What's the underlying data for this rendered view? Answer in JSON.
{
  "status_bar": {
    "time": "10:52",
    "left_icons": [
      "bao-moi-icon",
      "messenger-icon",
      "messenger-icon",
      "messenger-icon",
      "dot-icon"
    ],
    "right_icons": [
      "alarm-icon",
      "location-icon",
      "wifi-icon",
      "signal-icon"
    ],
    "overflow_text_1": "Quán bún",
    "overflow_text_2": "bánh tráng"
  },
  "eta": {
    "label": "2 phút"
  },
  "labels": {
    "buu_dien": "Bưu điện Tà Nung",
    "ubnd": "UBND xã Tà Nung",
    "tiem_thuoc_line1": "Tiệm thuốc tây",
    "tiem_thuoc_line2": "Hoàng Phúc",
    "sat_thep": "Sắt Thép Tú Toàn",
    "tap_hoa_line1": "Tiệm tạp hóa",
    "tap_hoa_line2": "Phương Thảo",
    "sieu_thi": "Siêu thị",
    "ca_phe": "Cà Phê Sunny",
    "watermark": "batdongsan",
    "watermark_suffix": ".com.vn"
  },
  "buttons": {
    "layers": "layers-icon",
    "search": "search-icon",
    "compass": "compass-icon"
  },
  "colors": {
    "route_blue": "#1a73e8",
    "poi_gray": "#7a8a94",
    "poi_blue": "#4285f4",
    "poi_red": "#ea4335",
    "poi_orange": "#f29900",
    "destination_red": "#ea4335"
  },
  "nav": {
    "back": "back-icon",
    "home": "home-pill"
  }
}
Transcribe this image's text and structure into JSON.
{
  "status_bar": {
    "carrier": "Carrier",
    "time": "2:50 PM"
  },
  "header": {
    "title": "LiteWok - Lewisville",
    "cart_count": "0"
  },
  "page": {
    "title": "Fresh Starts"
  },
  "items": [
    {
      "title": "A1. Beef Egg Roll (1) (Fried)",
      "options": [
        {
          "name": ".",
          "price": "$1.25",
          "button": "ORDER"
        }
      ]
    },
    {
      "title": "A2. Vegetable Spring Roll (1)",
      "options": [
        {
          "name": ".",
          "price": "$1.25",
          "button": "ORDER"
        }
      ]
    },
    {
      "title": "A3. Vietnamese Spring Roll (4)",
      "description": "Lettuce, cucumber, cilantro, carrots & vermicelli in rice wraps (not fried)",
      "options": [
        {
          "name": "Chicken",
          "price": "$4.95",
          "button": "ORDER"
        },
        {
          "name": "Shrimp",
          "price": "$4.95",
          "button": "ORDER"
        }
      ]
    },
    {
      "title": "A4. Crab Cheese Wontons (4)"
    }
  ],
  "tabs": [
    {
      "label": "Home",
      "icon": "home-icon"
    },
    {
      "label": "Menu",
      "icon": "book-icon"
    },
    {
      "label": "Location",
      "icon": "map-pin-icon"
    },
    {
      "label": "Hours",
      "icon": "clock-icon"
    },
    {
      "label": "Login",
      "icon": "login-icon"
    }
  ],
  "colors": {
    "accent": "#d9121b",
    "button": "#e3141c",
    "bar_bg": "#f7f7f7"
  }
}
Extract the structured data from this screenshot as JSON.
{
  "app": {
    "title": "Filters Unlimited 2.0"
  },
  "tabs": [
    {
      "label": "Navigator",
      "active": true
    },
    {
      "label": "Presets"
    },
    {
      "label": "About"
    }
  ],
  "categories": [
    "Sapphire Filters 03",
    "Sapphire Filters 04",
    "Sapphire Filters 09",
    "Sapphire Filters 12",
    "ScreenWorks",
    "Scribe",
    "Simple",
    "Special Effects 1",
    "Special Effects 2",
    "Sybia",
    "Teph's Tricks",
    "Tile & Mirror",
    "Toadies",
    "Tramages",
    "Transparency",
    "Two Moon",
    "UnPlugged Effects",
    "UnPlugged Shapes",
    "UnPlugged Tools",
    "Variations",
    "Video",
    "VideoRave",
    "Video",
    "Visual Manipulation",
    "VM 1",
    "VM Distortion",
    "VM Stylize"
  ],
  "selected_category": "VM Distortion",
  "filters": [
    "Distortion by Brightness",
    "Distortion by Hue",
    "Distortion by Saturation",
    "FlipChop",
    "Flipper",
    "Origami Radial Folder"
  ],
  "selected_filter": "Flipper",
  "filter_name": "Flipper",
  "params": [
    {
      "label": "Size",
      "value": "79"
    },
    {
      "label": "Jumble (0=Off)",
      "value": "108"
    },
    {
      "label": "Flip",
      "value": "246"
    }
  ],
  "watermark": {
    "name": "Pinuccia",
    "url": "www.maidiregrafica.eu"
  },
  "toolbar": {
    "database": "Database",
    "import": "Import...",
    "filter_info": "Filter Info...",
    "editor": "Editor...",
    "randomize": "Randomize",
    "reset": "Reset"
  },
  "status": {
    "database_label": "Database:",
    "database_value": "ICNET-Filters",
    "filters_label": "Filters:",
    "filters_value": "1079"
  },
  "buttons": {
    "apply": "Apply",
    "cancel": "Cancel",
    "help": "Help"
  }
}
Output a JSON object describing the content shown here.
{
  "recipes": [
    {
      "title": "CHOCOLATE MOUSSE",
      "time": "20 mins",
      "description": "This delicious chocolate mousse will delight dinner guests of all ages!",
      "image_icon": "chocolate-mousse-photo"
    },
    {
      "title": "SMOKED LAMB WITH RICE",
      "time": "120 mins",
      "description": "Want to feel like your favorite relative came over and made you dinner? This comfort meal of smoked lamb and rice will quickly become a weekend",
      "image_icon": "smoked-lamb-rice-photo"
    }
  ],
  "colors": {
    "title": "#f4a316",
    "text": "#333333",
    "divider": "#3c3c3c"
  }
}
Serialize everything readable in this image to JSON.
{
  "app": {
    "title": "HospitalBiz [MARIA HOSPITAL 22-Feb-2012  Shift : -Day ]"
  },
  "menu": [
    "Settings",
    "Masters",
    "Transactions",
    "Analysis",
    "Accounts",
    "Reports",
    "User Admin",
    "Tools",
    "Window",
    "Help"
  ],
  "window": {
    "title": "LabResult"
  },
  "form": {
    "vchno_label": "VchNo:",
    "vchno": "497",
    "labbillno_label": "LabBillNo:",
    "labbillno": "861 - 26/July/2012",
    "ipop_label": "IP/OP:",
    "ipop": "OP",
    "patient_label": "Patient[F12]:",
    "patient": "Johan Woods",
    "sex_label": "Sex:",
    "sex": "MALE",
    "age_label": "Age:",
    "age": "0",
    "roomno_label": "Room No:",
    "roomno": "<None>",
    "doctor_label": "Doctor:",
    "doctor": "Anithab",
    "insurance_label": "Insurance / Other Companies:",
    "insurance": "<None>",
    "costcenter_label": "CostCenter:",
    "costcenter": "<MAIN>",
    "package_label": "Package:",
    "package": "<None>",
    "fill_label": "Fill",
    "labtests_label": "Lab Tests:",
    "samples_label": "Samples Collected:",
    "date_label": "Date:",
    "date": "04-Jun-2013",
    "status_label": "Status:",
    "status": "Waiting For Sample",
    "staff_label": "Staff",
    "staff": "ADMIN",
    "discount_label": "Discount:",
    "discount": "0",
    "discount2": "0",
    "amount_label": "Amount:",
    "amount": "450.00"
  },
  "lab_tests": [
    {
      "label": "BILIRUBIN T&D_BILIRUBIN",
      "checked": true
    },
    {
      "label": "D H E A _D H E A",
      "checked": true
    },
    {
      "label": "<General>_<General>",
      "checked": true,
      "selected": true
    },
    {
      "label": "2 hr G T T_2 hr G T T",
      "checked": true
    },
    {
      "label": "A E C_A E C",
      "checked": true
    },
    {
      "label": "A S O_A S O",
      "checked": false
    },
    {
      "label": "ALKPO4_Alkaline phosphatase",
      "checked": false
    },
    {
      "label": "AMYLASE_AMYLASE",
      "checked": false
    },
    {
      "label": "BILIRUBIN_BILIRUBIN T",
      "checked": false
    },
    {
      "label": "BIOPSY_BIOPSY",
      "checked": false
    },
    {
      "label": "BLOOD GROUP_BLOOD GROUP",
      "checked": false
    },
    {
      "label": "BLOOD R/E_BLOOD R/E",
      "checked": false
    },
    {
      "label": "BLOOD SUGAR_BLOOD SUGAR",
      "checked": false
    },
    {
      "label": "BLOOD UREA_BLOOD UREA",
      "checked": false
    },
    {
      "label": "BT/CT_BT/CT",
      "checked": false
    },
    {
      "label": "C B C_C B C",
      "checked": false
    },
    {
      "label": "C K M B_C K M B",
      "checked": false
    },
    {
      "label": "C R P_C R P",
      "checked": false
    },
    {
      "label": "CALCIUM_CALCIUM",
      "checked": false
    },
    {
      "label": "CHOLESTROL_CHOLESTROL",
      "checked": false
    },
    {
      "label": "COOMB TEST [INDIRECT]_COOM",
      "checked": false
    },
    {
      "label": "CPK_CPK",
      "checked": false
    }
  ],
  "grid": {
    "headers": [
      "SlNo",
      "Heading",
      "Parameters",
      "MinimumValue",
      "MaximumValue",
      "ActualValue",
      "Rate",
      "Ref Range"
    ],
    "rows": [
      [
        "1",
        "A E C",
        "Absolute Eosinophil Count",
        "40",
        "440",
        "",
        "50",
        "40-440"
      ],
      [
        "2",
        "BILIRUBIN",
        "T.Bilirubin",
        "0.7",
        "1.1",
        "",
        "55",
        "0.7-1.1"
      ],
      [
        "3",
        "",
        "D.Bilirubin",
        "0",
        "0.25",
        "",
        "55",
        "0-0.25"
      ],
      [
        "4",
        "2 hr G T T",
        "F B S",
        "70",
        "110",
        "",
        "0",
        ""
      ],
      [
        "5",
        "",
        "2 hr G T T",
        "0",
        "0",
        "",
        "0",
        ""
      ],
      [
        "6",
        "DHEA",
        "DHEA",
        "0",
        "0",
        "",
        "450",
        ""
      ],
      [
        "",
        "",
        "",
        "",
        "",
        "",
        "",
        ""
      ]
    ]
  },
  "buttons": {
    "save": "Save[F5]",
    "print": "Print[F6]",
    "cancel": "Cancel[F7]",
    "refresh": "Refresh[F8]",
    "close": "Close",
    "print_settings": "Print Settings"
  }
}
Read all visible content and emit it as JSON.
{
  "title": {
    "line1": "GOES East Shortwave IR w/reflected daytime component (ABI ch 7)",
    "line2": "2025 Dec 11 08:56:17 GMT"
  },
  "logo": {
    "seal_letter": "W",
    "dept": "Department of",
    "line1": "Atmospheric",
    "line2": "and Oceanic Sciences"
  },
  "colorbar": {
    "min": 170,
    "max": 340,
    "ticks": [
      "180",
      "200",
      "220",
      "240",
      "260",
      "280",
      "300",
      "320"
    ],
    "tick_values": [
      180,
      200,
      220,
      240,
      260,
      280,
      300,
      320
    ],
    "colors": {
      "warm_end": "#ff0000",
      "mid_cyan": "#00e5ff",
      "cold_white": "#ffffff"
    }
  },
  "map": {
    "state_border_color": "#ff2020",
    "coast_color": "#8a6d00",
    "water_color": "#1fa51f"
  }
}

::::::::::

> **TASK OBJECTIVE**:
In the listing above, find the line containing "Read all visible content and emit it as JSON.", then reproduce it and each line after it through the end, exactly and with nothing added.

> **THE REPLY**:
Read all visible content and emit it as JSON.
{
  "title": {
    "line1": "GOES East Shortwave IR w/reflected daytime component (ABI ch 7)",
    "line2": "2025 Dec 11 08:56:17 GMT"
  },
  "logo": {
    "seal_letter": "W",
    "dept": "Department of",
    "line1": "Atmospheric",
    "line2": "and Oceanic Sciences"
  },
  "colorbar": {
    "min": 170,
    "max": 340,
    "ticks": [
      "180",
      "200",
      "220",
      "240",
      "260",
      "280",
      "300",
      "320"
    ],
    "tick_values": [
      180,
      200,
      220,
      240,
      260,
      280,
      300,
      320
    ],
    "colors": {
      "warm_end": "#ff0000",
      "mid_cyan": "#00e5ff",
      "cold_white": "#ffffff"
    }
  },
  "map": {
    "state_border_color": "#ff2020",
    "coast_color": "#8a6d00",
    "water_color": "#1fa51f"
  }
}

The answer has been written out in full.